Return a copy of each line that holds the string "degrees".
####################
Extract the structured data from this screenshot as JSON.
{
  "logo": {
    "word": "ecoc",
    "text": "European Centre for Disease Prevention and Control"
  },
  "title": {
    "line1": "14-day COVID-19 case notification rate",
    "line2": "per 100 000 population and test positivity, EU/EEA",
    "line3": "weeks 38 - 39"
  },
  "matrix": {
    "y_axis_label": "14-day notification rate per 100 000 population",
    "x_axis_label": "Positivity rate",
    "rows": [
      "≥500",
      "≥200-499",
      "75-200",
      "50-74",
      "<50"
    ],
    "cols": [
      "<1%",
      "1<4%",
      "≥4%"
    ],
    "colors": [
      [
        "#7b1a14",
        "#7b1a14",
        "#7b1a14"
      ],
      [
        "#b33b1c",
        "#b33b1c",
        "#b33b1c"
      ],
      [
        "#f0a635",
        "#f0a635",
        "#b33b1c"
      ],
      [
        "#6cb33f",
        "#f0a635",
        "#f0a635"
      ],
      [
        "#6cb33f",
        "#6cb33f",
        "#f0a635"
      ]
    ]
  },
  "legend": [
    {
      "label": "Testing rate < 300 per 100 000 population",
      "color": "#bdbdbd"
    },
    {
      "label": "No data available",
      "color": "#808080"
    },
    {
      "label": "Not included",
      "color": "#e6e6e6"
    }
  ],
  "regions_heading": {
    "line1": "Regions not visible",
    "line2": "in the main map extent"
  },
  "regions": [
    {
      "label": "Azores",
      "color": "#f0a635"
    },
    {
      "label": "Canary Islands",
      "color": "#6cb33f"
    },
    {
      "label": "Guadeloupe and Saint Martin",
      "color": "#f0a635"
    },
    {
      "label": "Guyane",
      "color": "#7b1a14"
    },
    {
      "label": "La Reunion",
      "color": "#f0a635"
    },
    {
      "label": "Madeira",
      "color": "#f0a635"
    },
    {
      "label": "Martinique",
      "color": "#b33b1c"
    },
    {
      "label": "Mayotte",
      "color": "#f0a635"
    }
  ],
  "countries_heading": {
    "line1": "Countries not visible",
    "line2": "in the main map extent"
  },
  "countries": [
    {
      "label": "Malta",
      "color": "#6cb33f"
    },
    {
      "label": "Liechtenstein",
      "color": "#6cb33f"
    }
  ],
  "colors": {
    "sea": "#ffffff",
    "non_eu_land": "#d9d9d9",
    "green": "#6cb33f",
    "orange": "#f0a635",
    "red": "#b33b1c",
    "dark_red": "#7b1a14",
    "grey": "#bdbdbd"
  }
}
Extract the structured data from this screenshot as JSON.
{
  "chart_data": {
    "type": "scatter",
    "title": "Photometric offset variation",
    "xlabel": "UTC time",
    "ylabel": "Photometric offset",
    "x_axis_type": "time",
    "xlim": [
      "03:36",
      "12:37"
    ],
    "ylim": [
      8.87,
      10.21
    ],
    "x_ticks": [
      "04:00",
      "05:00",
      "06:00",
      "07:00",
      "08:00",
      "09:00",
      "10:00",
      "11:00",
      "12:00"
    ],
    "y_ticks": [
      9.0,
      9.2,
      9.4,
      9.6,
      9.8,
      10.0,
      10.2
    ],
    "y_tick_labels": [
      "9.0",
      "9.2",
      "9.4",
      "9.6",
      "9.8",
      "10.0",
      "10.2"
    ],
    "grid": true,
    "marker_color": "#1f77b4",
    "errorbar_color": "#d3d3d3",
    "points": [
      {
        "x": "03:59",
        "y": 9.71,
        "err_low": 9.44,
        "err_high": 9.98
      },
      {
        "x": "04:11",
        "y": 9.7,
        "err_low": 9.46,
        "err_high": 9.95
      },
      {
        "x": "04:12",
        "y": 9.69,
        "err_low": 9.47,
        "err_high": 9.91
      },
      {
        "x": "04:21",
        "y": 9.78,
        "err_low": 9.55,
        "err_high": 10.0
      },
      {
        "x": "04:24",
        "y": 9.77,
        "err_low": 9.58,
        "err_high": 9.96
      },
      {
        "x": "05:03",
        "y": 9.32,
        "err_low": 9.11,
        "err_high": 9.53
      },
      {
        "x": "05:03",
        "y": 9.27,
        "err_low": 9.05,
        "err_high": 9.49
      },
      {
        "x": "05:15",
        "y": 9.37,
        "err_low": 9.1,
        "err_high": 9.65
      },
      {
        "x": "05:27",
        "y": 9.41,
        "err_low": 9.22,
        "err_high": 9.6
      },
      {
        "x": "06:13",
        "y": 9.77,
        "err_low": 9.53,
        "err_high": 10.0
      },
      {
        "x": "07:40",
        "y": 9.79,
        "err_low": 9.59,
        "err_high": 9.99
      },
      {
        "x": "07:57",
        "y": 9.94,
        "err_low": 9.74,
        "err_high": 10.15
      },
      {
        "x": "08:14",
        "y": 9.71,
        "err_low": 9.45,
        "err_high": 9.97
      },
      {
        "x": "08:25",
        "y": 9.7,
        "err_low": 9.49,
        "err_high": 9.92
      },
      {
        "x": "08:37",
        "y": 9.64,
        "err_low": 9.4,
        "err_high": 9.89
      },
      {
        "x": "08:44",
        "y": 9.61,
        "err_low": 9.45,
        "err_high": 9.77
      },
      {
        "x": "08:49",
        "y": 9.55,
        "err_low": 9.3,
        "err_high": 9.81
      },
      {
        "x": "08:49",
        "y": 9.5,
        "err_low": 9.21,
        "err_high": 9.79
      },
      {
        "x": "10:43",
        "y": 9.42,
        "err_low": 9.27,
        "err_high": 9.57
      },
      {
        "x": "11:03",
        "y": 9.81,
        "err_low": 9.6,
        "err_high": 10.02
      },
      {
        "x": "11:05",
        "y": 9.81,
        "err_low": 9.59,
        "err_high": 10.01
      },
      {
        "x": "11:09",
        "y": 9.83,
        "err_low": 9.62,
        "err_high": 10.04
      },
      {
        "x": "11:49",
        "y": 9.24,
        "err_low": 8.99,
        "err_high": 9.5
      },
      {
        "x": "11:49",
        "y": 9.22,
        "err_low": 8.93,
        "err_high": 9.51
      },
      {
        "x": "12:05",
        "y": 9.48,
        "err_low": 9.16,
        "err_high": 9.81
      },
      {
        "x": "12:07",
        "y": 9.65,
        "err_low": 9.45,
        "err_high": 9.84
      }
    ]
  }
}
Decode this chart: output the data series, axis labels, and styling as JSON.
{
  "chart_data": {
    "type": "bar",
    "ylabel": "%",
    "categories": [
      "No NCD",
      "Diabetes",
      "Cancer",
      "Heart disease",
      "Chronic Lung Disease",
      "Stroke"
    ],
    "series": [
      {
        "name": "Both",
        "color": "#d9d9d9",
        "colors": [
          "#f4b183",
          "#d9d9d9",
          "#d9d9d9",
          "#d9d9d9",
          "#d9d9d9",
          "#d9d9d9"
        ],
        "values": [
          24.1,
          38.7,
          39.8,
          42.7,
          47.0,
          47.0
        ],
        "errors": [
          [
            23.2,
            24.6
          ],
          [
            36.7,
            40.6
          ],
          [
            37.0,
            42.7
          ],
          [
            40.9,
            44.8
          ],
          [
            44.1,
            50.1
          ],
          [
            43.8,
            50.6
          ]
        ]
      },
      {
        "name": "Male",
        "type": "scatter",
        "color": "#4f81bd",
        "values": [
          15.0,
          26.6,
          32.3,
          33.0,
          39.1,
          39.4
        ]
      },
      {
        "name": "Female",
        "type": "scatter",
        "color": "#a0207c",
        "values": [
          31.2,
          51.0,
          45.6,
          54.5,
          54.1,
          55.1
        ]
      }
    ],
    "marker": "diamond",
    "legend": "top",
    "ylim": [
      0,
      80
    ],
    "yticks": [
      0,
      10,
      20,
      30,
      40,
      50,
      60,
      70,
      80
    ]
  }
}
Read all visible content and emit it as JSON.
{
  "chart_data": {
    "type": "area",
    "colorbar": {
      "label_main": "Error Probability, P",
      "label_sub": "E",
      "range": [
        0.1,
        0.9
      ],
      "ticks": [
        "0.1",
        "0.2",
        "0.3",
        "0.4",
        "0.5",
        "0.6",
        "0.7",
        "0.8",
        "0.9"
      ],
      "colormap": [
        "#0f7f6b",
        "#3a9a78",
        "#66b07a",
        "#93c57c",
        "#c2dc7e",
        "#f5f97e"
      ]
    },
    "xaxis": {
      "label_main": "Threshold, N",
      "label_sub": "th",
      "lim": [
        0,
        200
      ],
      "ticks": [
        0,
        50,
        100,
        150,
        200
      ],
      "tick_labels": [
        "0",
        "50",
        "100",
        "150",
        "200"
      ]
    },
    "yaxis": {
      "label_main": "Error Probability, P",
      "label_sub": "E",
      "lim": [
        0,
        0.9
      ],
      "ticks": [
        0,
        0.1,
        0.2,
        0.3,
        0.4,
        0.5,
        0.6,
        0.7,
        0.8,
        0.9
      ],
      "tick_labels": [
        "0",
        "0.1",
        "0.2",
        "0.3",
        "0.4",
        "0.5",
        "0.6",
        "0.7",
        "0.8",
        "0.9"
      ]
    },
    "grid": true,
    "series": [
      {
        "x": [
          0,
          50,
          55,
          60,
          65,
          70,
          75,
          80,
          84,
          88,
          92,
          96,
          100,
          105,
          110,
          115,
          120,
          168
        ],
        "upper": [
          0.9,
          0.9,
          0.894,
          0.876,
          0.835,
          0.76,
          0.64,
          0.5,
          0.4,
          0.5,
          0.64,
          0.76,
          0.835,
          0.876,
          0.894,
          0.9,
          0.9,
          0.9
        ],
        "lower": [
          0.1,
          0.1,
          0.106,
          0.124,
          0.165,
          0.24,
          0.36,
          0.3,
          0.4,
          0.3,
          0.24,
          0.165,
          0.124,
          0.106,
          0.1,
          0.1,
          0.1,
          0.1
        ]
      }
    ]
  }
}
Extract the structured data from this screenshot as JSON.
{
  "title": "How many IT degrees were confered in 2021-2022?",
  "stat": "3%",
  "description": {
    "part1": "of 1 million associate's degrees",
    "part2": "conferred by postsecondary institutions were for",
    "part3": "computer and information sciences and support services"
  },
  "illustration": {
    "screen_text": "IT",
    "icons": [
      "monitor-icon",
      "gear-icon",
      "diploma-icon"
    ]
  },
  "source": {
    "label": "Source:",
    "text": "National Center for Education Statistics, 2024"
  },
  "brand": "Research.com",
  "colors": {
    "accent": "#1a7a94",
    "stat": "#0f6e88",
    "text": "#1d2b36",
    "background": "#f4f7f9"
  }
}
####################
- [ANSWER BELOW]:
  "title": "How many IT degrees were confered in 2021-2022?",
    "part1": "of 1 million associate's degrees",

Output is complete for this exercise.